TASK DIRECTIONS - Pull out every line of each of the items below and reproduce it without any change.

** Start ENTRIES SHOWN **

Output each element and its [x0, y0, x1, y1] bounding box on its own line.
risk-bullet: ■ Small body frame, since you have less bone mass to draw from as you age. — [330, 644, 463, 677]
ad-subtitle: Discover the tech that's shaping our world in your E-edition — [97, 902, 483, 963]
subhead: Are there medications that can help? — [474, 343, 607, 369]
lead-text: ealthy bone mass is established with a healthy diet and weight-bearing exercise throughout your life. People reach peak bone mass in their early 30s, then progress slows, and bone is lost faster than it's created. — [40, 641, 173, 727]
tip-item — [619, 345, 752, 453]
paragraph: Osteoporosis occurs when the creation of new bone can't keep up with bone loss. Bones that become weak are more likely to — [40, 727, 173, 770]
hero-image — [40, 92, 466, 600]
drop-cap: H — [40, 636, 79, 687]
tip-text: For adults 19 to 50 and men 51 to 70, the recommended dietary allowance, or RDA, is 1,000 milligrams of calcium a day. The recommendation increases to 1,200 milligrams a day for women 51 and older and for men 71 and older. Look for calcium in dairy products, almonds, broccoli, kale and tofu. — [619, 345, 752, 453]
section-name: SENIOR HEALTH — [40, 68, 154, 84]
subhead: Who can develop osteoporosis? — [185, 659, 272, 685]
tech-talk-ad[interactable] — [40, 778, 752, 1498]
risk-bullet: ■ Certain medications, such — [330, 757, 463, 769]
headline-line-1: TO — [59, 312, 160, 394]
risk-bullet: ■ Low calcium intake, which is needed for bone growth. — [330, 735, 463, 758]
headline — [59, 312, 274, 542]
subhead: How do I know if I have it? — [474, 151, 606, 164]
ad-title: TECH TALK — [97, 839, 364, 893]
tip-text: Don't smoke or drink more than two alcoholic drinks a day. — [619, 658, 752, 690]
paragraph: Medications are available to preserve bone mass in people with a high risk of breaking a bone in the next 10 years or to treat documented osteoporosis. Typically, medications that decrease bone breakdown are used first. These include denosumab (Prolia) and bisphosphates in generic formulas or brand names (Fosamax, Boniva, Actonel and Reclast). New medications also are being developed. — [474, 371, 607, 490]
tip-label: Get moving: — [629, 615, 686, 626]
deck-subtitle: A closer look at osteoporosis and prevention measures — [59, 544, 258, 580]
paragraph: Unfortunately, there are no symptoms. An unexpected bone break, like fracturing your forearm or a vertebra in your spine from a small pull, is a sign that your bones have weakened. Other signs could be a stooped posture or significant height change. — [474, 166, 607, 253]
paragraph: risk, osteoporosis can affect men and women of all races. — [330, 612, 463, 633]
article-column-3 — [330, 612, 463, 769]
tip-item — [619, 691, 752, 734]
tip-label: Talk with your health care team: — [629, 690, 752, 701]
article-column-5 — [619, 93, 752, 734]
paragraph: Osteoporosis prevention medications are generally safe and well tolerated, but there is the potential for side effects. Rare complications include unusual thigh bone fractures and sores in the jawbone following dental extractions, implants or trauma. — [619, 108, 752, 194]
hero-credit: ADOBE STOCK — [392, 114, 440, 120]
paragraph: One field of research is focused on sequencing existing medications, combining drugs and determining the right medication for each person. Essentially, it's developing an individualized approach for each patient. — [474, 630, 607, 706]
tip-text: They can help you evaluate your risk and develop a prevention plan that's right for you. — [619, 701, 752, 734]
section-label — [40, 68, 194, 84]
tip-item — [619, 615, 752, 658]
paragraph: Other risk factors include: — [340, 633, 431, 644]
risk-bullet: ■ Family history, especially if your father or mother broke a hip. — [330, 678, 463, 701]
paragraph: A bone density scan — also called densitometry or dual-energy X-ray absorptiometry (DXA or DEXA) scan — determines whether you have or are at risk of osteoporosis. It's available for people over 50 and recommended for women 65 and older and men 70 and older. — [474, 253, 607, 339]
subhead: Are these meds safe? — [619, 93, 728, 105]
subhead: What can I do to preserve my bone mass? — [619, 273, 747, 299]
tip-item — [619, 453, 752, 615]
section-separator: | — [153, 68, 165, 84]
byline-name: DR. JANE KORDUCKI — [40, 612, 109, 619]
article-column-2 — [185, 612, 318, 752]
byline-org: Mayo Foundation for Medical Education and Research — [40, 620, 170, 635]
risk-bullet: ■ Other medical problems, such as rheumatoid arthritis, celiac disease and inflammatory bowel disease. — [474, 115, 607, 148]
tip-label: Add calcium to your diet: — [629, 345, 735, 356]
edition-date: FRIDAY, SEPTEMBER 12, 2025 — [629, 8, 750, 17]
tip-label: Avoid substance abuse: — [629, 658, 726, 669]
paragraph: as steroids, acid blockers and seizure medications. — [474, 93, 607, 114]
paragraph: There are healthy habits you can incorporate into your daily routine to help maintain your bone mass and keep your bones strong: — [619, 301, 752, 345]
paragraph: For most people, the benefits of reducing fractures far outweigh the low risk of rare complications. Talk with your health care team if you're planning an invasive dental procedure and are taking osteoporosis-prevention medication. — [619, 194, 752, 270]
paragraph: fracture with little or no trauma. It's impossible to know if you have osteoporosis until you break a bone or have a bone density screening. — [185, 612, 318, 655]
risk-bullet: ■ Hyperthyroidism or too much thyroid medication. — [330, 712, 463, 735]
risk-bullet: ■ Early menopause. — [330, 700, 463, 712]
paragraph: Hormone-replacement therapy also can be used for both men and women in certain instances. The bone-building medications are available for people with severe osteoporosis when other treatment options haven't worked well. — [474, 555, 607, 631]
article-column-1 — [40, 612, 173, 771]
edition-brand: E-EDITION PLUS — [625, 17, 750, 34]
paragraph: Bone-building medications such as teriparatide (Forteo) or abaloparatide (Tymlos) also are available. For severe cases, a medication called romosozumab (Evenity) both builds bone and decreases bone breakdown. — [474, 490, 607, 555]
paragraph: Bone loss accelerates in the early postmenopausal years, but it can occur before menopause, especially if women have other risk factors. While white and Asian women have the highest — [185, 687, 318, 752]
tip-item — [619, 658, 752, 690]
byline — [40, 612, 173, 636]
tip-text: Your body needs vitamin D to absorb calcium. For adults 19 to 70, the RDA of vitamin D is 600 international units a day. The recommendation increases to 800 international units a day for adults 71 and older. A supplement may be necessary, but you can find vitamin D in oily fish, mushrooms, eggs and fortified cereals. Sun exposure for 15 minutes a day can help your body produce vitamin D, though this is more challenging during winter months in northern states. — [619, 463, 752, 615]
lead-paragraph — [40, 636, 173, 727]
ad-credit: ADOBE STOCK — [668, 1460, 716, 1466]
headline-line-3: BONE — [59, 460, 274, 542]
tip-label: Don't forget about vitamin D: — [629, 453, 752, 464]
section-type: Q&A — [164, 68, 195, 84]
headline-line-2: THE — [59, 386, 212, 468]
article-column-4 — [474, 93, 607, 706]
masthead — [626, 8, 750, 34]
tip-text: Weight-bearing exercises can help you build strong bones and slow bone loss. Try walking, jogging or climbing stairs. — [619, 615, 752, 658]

** End ENTRIES SHOWN **

EXERCISE SOLUTION -
Output each element and its [x0, y0, x1, y1] bounding box on its own line.
risk-bullet: ■ Small body frame, since you have less bone mass to draw from as you age. — [330, 644, 463, 677]
ad-subtitle: Discover the tech that's shaping our world in your E-edition — [97, 902, 483, 963]
subhead: Are there medications that can help? — [474, 343, 607, 369]
lead-text: ealthy bone mass is established with a healthy diet and weight-bearing exercise throughout your life. People reach peak bone mass in their early 30s, then progress slows, and bone is lost faster than it's created. — [40, 641, 173, 727]
tip-item — [619, 345, 752, 453]
paragraph: Osteoporosis occurs when the creation of new bone can't keep up with bone loss. Bones that become weak are more likely to — [40, 727, 173, 770]
hero-image — [40, 92, 466, 600]
drop-cap: H — [40, 636, 79, 687]
tip-text: For adults 19 to 50 and men 51 to 70, the recommended dietary allowance, or RDA, is 1,000 milligrams of calcium a day. The recommendation increases to 1,200 milligrams a day for women 51 and older and for men 71 and older. Look for calcium in dairy products, almonds, broccoli, kale and tofu. — [619, 345, 752, 453]
section-name: SENIOR HEALTH — [40, 68, 154, 84]
subhead: Who can develop osteoporosis? — [185, 659, 272, 685]
tech-talk-ad[interactable] — [40, 778, 752, 1498]
risk-bullet: ■ Certain medications, such — [330, 757, 463, 769]
headline-line-1: TO — [59, 312, 160, 394]
risk-bullet: ■ Low calcium intake, which is needed for bone growth. — [330, 735, 463, 758]
headline — [59, 312, 274, 542]
subhead: How do I know if I have it? — [474, 151, 606, 164]
ad-title: TECH TALK — [97, 839, 364, 893]
tip-text: Don't smoke or drink more than two alcoholic drinks a day. — [619, 658, 752, 690]
paragraph: Medications are available to preserve bone mass in people with a high risk of breaking a bone in the next 10 years or to treat documented osteoporosis. Typically, medications that decrease bone breakdown are used first. These include denosumab (Prolia) and bisphosphates in generic formulas or brand names (Fosamax, Boniva, Actonel and Reclast). New medications also are being developed. — [474, 371, 607, 490]
tip-label: Get moving: — [629, 615, 686, 626]
deck-subtitle: A closer look at osteoporosis and prevention measures — [59, 544, 258, 580]
paragraph: Unfortunately, there are no symptoms. An unexpected bone break, like fracturing your forearm or a vertebra in your spine from a small pull, is a sign that your bones have weakened. Other signs could be a stooped posture or significant height change. — [474, 166, 607, 253]
paragraph: risk, osteoporosis can affect men and women of all races. — [330, 612, 463, 633]
article-column-3 — [330, 612, 463, 769]
tip-item — [619, 691, 752, 734]
tip-label: Talk with your health care team: — [629, 690, 752, 701]
article-column-5 — [619, 93, 752, 734]
paragraph: Osteoporosis prevention medications are generally safe and well tolerated, but there is the potential for side effects. Rare complications include unusual thigh bone fractures and sores in the jawbone following dental extractions, implants or trauma. — [619, 108, 752, 194]
hero-credit: ADOBE STOCK — [392, 114, 440, 120]
paragraph: One field of research is focused on sequencing existing medications, combining drugs and determining the right medication for each person. Essentially, it's developing an individualized approach for each patient. — [474, 630, 607, 706]
tip-text: They can help you evaluate your risk and develop a prevention plan that's right for you. — [619, 701, 752, 734]
section-label — [40, 68, 194, 84]
tip-item — [619, 615, 752, 658]
paragraph: Other risk factors include: — [340, 633, 431, 644]
risk-bullet: ■ Family history, especially if your father or mother broke a hip. — [330, 678, 463, 701]
paragraph: A bone density scan — also called densitometry or dual-energy X-ray absorptiometry (DXA or DEXA) scan — determines whether you have or are at risk of osteoporosis. It's available for people over 50 and recommended for women 65 and older and men 70 and older. — [474, 253, 607, 339]
subhead: Are these meds safe? — [619, 93, 728, 105]
subhead: What can I do to preserve my bone mass? — [619, 273, 747, 299]
tip-item — [619, 453, 752, 615]
section-separator: | — [153, 68, 165, 84]
byline-name: DR. JANE KORDUCKI — [40, 612, 109, 619]
article-column-2 — [185, 612, 318, 752]
byline-org: Mayo Foundation for Medical Education and Research — [40, 620, 170, 635]
risk-bullet: ■ Other medical problems, such as rheumatoid arthritis, celiac disease and inflammatory bowel disease. — [474, 115, 607, 148]
tip-label: Add calcium to your diet: — [629, 345, 735, 356]
edition-date: FRIDAY, SEPTEMBER 12, 2025 — [629, 8, 750, 17]
tip-label: Avoid substance abuse: — [629, 658, 726, 669]
paragraph: as steroids, acid blockers and seizure medications. — [474, 93, 607, 114]
paragraph: There are healthy habits you can incorporate into your daily routine to help maintain your bone mass and keep your bones strong: — [619, 301, 752, 345]
paragraph: For most people, the benefits of reducing fractures far outweigh the low risk of rare complications. Talk with your health care team if you're planning an invasive dental procedure and are taking osteoporosis-prevention medication. — [619, 194, 752, 270]
paragraph: fracture with little or no trauma. It's impossible to know if you have osteoporosis until you break a bone or have a bone density screening. — [185, 612, 318, 655]
risk-bullet: ■ Hyperthyroidism or too much thyroid medication. — [330, 712, 463, 735]
risk-bullet: ■ Early menopause. — [330, 700, 463, 712]
paragraph: Hormone-replacement therapy also can be used for both men and women in certain instances. The bone-building medications are available for people with severe osteoporosis when other treatment options haven't worked well. — [474, 555, 607, 631]
article-column-1 — [40, 612, 173, 771]
edition-brand: E-EDITION PLUS — [625, 17, 750, 34]
paragraph: Bone-building medications such as teriparatide (Forteo) or abaloparatide (Tymlos) also are available. For severe cases, a medication called romosozumab (Evenity) both builds bone and decreases bone breakdown. — [474, 490, 607, 555]
paragraph: Bone loss accelerates in the early postmenopausal years, but it can occur before menopause, especially if women have other risk factors. While white and Asian women have the highest — [185, 687, 318, 752]
tip-item — [619, 658, 752, 690]
byline — [40, 612, 173, 636]
tip-text: Your body needs vitamin D to absorb calcium. For adults 19 to 70, the RDA of vitamin D is 600 international units a day. The recommendation increases to 800 international units a day for adults 71 and older. A supplement may be necessary, but you can find vitamin D in oily fish, mushrooms, eggs and fortified cereals. Sun exposure for 15 minutes a day can help your body produce vitamin D, though this is more challenging during winter months in northern states. — [619, 463, 752, 615]
lead-paragraph — [40, 636, 173, 727]
ad-credit: ADOBE STOCK — [668, 1460, 716, 1466]
headline-line-3: BONE — [59, 460, 274, 542]
tip-label: Don't forget about vitamin D: — [629, 453, 752, 464]
section-type: Q&A — [164, 68, 195, 84]
headline-line-2: THE — [59, 386, 212, 468]
article-column-4 — [474, 93, 607, 706]
masthead — [626, 8, 750, 34]
tip-text: Weight-bearing exercises can help you build strong bones and slow bone loss. Try walking, jogging or climbing stairs. — [619, 615, 752, 658]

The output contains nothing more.